## REQUEST
From the listing below, pick out each line with the word "text".

## GIVEN DATA
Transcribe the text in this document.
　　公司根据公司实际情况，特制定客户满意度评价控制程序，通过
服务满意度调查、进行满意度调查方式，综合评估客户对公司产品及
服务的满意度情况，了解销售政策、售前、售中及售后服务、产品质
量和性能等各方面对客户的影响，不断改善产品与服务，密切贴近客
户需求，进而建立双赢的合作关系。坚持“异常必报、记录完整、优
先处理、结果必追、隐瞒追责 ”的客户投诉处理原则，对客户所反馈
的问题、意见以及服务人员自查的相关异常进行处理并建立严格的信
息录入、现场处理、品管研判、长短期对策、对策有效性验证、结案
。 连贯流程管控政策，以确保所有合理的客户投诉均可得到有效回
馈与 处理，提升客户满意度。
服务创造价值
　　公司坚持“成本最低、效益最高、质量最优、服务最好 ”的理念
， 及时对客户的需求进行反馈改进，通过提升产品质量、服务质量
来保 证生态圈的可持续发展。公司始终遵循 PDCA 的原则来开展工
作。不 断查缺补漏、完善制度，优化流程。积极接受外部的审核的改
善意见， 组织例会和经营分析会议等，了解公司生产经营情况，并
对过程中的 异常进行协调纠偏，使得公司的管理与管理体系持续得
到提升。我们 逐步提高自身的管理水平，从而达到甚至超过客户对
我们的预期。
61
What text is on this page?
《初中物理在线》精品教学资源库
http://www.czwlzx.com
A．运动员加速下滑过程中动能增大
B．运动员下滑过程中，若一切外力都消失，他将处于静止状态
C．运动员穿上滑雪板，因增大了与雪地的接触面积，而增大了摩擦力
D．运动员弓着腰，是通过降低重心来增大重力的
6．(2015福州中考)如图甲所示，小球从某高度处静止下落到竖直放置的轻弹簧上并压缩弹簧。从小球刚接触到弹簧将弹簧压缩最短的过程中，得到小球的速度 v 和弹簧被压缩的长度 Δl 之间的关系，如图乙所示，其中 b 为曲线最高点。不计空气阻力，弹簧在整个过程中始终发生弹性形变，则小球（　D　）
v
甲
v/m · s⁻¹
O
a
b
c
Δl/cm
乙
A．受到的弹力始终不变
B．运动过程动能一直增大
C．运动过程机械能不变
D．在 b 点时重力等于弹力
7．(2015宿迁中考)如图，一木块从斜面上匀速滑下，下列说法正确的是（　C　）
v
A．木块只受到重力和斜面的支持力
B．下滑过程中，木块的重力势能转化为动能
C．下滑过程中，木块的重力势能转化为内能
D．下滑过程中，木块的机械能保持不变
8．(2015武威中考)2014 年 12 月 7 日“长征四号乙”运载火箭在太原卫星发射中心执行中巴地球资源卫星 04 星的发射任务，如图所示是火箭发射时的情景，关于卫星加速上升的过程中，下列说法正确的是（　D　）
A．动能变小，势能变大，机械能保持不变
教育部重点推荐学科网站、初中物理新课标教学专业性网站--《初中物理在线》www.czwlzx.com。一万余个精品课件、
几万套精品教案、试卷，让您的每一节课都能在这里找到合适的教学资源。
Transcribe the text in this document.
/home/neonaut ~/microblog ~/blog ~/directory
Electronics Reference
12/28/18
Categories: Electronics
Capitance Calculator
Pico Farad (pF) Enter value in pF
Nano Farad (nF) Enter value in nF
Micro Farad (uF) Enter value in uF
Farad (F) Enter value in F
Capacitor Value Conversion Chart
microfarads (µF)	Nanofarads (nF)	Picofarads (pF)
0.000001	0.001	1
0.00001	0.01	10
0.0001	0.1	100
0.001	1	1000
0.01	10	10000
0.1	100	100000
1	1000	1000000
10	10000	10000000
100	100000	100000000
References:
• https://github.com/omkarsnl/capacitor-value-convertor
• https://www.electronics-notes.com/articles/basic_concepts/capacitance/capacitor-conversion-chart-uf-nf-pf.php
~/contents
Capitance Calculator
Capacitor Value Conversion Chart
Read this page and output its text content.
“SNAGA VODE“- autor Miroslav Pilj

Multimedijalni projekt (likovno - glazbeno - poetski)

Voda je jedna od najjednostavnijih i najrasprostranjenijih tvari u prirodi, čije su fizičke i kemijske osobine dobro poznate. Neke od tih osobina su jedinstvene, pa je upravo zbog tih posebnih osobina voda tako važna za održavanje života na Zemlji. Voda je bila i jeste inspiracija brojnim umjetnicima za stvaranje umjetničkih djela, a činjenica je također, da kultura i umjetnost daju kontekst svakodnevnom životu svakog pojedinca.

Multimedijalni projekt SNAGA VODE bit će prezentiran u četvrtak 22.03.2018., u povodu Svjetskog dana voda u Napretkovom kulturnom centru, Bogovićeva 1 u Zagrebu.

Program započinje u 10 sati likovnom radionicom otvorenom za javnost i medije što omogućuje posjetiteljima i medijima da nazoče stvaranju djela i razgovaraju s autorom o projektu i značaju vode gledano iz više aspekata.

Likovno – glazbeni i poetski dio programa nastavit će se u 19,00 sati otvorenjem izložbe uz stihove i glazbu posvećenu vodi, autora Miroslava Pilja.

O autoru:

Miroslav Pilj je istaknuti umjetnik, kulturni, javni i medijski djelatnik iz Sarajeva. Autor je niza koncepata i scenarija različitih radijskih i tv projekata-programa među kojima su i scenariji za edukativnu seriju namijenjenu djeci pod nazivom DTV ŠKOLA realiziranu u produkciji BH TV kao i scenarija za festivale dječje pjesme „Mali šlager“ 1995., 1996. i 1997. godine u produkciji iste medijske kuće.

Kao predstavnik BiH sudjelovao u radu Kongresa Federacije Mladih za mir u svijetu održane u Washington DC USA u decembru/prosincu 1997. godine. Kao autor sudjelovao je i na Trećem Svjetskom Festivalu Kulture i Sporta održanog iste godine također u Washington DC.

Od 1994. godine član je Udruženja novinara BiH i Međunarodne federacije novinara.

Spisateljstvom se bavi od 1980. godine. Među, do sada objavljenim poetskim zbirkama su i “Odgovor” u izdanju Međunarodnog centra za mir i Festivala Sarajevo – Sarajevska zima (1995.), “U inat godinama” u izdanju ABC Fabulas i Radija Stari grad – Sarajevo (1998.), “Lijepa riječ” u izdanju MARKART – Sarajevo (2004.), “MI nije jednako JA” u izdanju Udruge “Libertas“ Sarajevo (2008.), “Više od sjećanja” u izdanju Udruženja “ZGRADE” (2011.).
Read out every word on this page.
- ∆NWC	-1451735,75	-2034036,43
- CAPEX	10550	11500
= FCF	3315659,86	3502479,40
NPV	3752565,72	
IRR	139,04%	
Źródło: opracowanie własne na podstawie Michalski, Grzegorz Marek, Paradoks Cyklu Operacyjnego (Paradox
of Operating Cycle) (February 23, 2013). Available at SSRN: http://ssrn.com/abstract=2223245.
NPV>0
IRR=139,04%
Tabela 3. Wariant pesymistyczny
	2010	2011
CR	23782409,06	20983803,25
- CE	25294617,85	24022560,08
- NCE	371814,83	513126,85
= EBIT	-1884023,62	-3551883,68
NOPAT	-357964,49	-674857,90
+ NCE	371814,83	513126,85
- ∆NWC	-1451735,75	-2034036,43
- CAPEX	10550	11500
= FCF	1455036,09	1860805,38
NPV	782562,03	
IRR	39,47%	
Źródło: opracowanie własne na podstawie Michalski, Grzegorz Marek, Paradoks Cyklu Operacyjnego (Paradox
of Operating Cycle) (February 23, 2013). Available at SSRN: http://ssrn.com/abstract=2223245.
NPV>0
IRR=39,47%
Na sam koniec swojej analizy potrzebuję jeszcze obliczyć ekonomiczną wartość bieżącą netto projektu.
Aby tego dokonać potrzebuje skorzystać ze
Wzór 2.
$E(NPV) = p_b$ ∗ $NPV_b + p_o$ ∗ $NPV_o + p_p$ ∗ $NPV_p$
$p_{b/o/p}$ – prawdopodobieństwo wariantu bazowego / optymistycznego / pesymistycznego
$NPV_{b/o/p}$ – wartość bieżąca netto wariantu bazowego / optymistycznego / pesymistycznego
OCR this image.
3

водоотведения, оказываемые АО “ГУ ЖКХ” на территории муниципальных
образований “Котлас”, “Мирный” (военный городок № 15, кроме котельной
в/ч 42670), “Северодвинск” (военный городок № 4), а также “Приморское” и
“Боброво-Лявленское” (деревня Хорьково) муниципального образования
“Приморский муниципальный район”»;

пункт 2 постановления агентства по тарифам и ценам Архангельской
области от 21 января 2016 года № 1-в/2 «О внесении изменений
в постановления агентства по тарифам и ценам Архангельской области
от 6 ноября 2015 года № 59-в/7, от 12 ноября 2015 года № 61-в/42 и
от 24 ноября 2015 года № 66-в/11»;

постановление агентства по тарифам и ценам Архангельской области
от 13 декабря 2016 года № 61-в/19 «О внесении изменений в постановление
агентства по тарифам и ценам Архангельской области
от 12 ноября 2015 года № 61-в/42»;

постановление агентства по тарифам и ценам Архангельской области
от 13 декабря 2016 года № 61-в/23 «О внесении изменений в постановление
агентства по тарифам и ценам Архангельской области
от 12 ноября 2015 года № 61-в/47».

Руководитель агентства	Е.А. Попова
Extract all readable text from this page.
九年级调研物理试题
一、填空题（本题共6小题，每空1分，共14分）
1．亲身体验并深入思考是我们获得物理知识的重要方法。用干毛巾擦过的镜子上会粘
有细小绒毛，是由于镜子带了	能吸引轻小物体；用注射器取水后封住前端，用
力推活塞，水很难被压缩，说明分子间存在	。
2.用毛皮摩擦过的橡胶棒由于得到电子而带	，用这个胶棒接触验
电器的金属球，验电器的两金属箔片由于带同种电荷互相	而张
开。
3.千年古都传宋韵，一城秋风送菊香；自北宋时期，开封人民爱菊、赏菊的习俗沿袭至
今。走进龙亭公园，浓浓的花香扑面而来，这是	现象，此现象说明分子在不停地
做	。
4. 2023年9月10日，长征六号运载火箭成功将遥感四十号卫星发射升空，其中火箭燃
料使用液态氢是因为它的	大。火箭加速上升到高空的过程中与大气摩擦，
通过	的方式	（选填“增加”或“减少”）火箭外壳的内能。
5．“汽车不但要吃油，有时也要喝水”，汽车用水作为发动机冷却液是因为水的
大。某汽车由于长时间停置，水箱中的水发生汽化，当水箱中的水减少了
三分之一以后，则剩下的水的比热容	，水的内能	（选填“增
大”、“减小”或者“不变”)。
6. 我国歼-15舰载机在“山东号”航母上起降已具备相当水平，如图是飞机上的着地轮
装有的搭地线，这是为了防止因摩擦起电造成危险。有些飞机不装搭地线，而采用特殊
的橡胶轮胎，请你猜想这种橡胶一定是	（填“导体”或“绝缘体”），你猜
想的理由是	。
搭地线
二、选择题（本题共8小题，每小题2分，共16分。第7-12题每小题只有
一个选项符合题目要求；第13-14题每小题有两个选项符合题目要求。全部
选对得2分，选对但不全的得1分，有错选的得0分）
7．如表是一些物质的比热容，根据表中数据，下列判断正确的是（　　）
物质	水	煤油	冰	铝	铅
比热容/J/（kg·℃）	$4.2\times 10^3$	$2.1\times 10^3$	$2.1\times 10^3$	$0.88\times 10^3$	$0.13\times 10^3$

## SOLUTION FOR THIS PROBLEM
Transcribe the text in this document.
What text is on this page?
Transcribe the text in this document.
Read this page and output its text content.
Extract all readable text from this page.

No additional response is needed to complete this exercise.